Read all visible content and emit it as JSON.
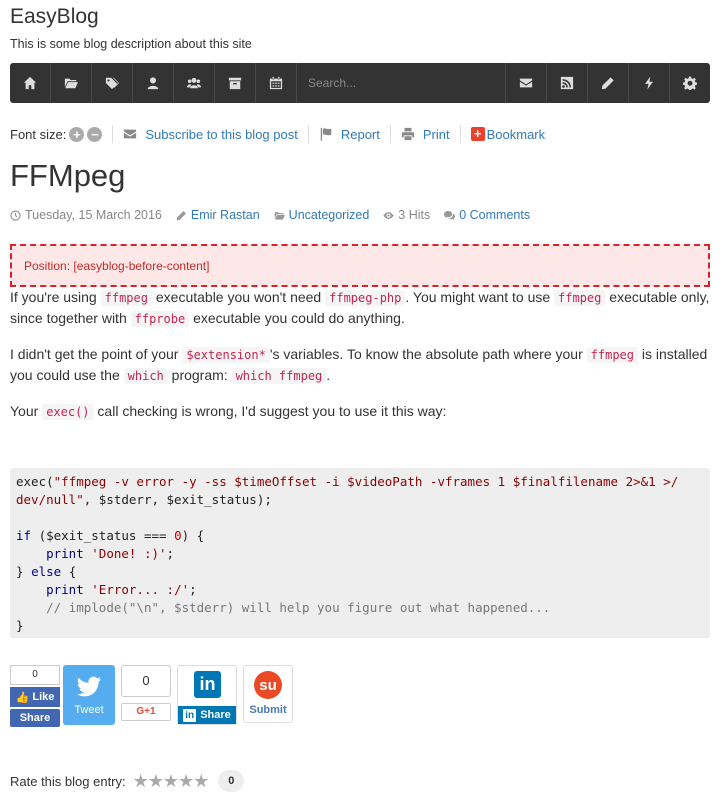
{
  "site": {
    "title": "EasyBlog",
    "description": "This is some blog description about this site"
  },
  "navbar": {
    "left_icons": [
      "home-icon",
      "folder-icon",
      "tags-icon",
      "user-icon",
      "users-icon",
      "archive-icon",
      "calendar-icon"
    ],
    "search_placeholder": "Search...",
    "right_icons": [
      "envelope-icon",
      "rss-icon",
      "pencil-icon",
      "bolt-icon",
      "gear-icon"
    ]
  },
  "tools": {
    "font_size_label": "Font size:",
    "increase": "+",
    "decrease": "−",
    "subscribe": "Subscribe to this blog post",
    "report": "Report",
    "print": "Print",
    "bookmark_icon": "+",
    "bookmark": "Bookmark"
  },
  "post": {
    "title": "FFMpeg",
    "date": "Tuesday, 15 March 2016",
    "author": "Emir Rastan",
    "category": "Uncategorized",
    "hits": "3 Hits",
    "comments": "0 Comments"
  },
  "module_position": "Position: [easyblog-before-content]",
  "content": {
    "p1": {
      "t1": "If you're using ",
      "c1": "ffmpeg",
      "t2": " executable you won't need ",
      "c2": "ffmpeg-php",
      "t3": ". You might want to use ",
      "c3": "ffmpeg",
      "t4": " executable only, since together with ",
      "c4": "ffprobe",
      "t5": " executable you could do anything."
    },
    "p2": {
      "t1": "I didn't get the point of your ",
      "c1": "$extension*",
      "t2": "'s variables. To know the absolute path where your ",
      "c2": "ffmpeg",
      "t3": " is installed you could use the ",
      "c3": "which",
      "t4": " program: ",
      "c4": "which ffmpeg",
      "t5": "."
    },
    "p3": {
      "t1": "Your ",
      "c1": "exec()",
      "t2": " call checking is wrong, I'd suggest you to use it this way:"
    }
  },
  "code": {
    "l1_fn": "exec(",
    "l1_str": "\"ffmpeg -v error -y -ss $timeOffset -i $videoPath -vframes 1 $finalfilename 2>&1 >/\ndev/null\"",
    "l1_rest": ", $stderr, $exit_status);",
    "l3_if": "if",
    "l3_a": " ($exit_status === ",
    "l3_num": "0",
    "l3_b": ") {",
    "l4_print": "print",
    "l4_str": "'Done! :)'",
    "l5_a": "} ",
    "l5_else": "else",
    "l5_b": " {",
    "l6_print": "print",
    "l6_str": "'Error... :/'",
    "l7_comment": "// implode(\"\\n\", $stderr) will help you figure out what happened...",
    "l8": "}"
  },
  "social": {
    "fb_count": "0",
    "fb_like": "Like",
    "fb_share": "Share",
    "tweet": "Tweet",
    "gplus_count": "0",
    "gplus": "G+1",
    "linkedin_logo": "in",
    "linkedin_share": "Share",
    "stumble_logo": "su",
    "stumble": "Submit"
  },
  "rating": {
    "label": "Rate this blog entry:",
    "stars": "★★★★★",
    "count": "0"
  }
}
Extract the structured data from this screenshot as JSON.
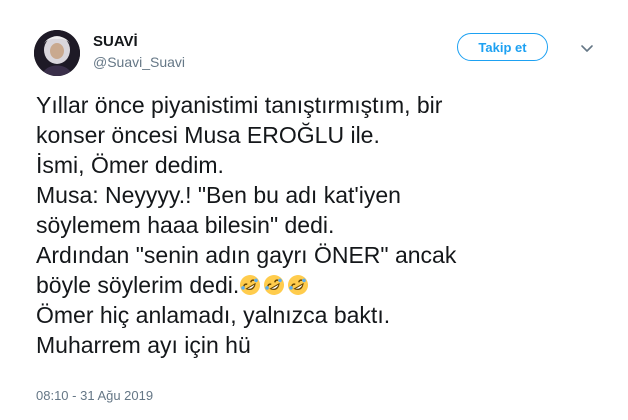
{
  "user": {
    "name": "SUAVİ",
    "handle": "@Suavi_Suavi"
  },
  "actions": {
    "follow_label": "Takip et"
  },
  "tweet": {
    "lines": [
      "Yıllar önce piyanistimi tanıştırmıştım, bir",
      "konser öncesi Musa EROĞLU ile.",
      "İsmi, Ömer dedim.",
      "Musa: Neyyyy.! \"Ben bu adı kat'iyen",
      "söylemem haaa bilesin\" dedi.",
      "Ardından \"senin adın gayrı ÖNER\" ancak",
      "böyle söylerim dedi.",
      "Ömer hiç anlamadı, yalnızca baktı.",
      "Muharrem ayı için hü"
    ],
    "emojis": [
      "rolling-on-floor-laughing-emoji",
      "rolling-on-floor-laughing-emoji",
      "rolling-on-floor-laughing-emoji"
    ]
  },
  "timestamp": "08:10 - 31 Ağu 2019",
  "colors": {
    "accent": "#1da1f2",
    "text": "#14171a",
    "muted": "#657786"
  }
}
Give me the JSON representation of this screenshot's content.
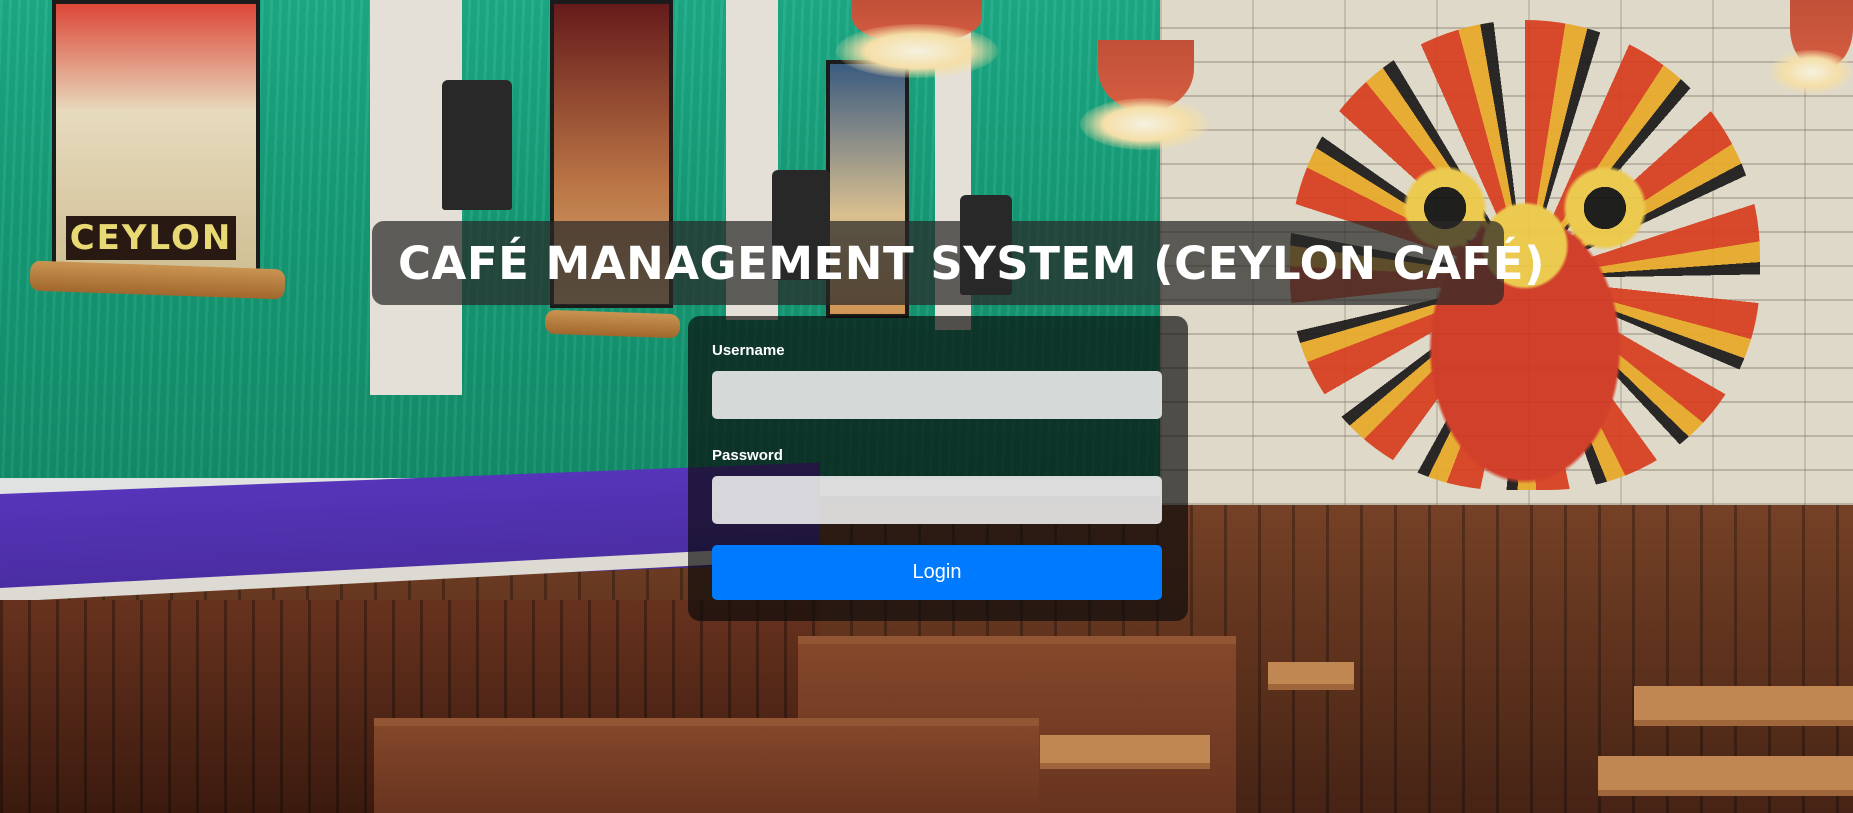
{
  "header": {
    "title": "CAFÉ MANAGEMENT SYSTEM (CEYLON CAFÉ)"
  },
  "background": {
    "poster_text": "CEYLON"
  },
  "login_form": {
    "username_label": "Username",
    "username_value": "",
    "password_label": "Password",
    "password_value": "",
    "login_label": "Login"
  },
  "colors": {
    "primary_button": "#007bff",
    "title_overlay": "rgba(40,40,40,0.72)",
    "card_overlay": "rgba(10,10,10,0.68)"
  }
}
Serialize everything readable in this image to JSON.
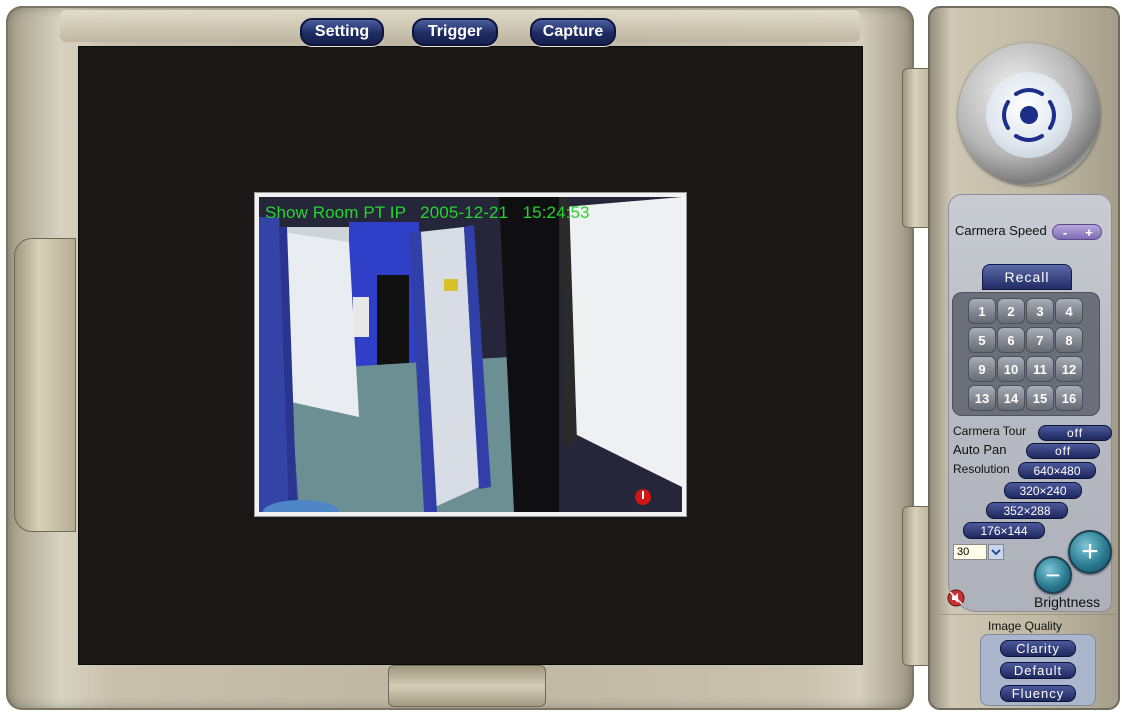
{
  "toolbar": {
    "setting": "Setting",
    "trigger": "Trigger",
    "capture": "Capture"
  },
  "video": {
    "overlay": "Show Room PT IP   2005-12-21   15:24:53"
  },
  "panel": {
    "camera_speed_label": "Carmera Speed",
    "speed_minus": "-",
    "speed_plus": "+",
    "recall": "Recall",
    "presets": [
      "1",
      "2",
      "3",
      "4",
      "5",
      "6",
      "7",
      "8",
      "9",
      "10",
      "11",
      "12",
      "13",
      "14",
      "15",
      "16"
    ],
    "camera_tour_label": "Carmera Tour",
    "camera_tour_value": "off",
    "auto_pan_label": "Auto Pan",
    "auto_pan_value": "off",
    "resolution_label": "Resolution",
    "resolutions": [
      "640×480",
      "320×240",
      "352×288",
      "176×144"
    ],
    "fps_value": "30",
    "brightness_label": "Brightness",
    "brightness_minus": "−",
    "brightness_plus": "+",
    "image_quality_label": "Image Quality",
    "quality_options": [
      "Clarity",
      "Default",
      "Fluency"
    ]
  },
  "colors": {
    "overlay_text": "#25d52b",
    "button_navy": "#1e2b63",
    "frame_tan": "#c8c0ac",
    "screen_black": "#1a1816"
  },
  "icons": {
    "ptz_joystick": "ptz-joystick-icon",
    "audio_mute": "speaker-muted-icon",
    "record_indicator": "record-indicator-icon"
  }
}
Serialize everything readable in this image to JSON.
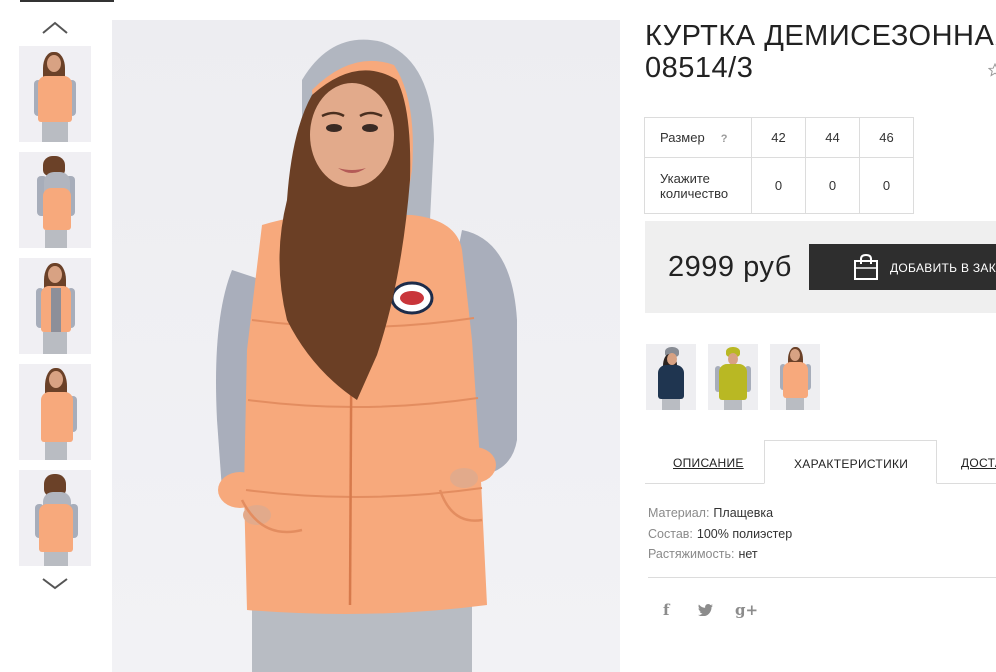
{
  "product": {
    "title_line1": "КУРТКА ДЕМИСЕЗОННАЯ",
    "title_line2": "08514/3"
  },
  "size_table": {
    "size_label": "Размер",
    "help_mark": "?",
    "sizes": [
      "42",
      "44",
      "46"
    ],
    "qty_label_line1": "Укажите",
    "qty_label_line2": "количество",
    "quantities": [
      "0",
      "0",
      "0"
    ]
  },
  "purchase": {
    "price": "2999 руб",
    "add_to_cart_label": "ДОБАВИТЬ В ЗАК"
  },
  "tabs": [
    {
      "label": "ОПИСАНИЕ"
    },
    {
      "label": "ХАРАКТЕРИСТИКИ"
    },
    {
      "label": "ДОСТА"
    }
  ],
  "specs": [
    {
      "key": "Материал:",
      "value": "Плащевка"
    },
    {
      "key": "Состав:",
      "value": "100% полиэстер"
    },
    {
      "key": "Растяжимость:",
      "value": "нет"
    }
  ],
  "social": {
    "facebook": "f",
    "twitter": "t",
    "google_plus": "g+"
  },
  "icons": {
    "gallery_up": "chevron-up-icon",
    "gallery_down": "chevron-down-icon",
    "favorite": "star-icon",
    "cart": "shopping-bag-icon"
  },
  "colors": {
    "jacket_peach": "#f7a97c",
    "sleeve_grey": "#a9aebb",
    "button_dark": "#2e2e2e",
    "price_bg": "#efefef",
    "variant_navy": "#1f3550",
    "variant_olive": "#b9b823"
  }
}
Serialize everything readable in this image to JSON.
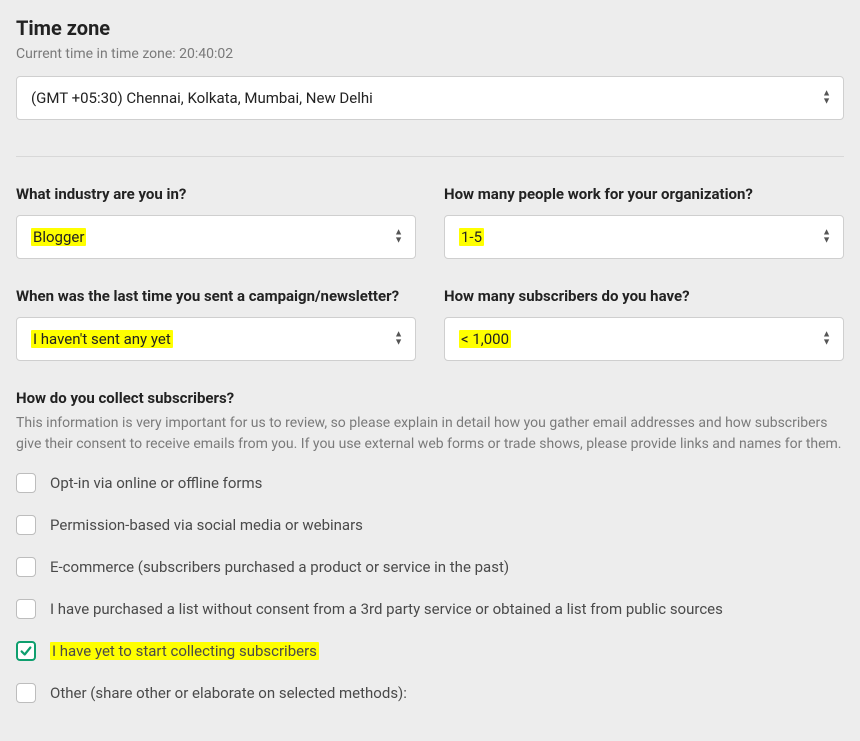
{
  "timezone": {
    "title": "Time zone",
    "current_time_label": "Current time in time zone: 20:40:02",
    "selected": "(GMT +05:30) Chennai, Kolkata, Mumbai, New Delhi"
  },
  "industry": {
    "label": "What industry are you in?",
    "value": "Blogger"
  },
  "org_size": {
    "label": "How many people work for your organization?",
    "value": "1-5"
  },
  "last_campaign": {
    "label": "When was the last time you sent a campaign/newsletter?",
    "value": "I haven't sent any yet"
  },
  "subscribers": {
    "label": "How many subscribers do you have?",
    "value": "< 1,000"
  },
  "collect": {
    "label": "How do you collect subscribers?",
    "help": "This information is very important for us to review, so please explain in detail how you gather email addresses and how subscribers give their consent to receive emails from you. If you use external web forms or trade shows, please provide links and names for them.",
    "options": [
      "Opt-in via online or offline forms",
      "Permission-based via social media or webinars",
      "E-commerce (subscribers purchased a product or service in the past)",
      "I have purchased a list without consent from a 3rd party service or obtained a list from public sources",
      "I have yet to start collecting subscribers",
      "Other (share other or elaborate on selected methods):"
    ]
  }
}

····················

Directions for this task
Copy out every line holding the string "screenshot".

The answer
Extract the structured data from this screenshot as JSON.
Give me the JSON representation of this screenshot's content.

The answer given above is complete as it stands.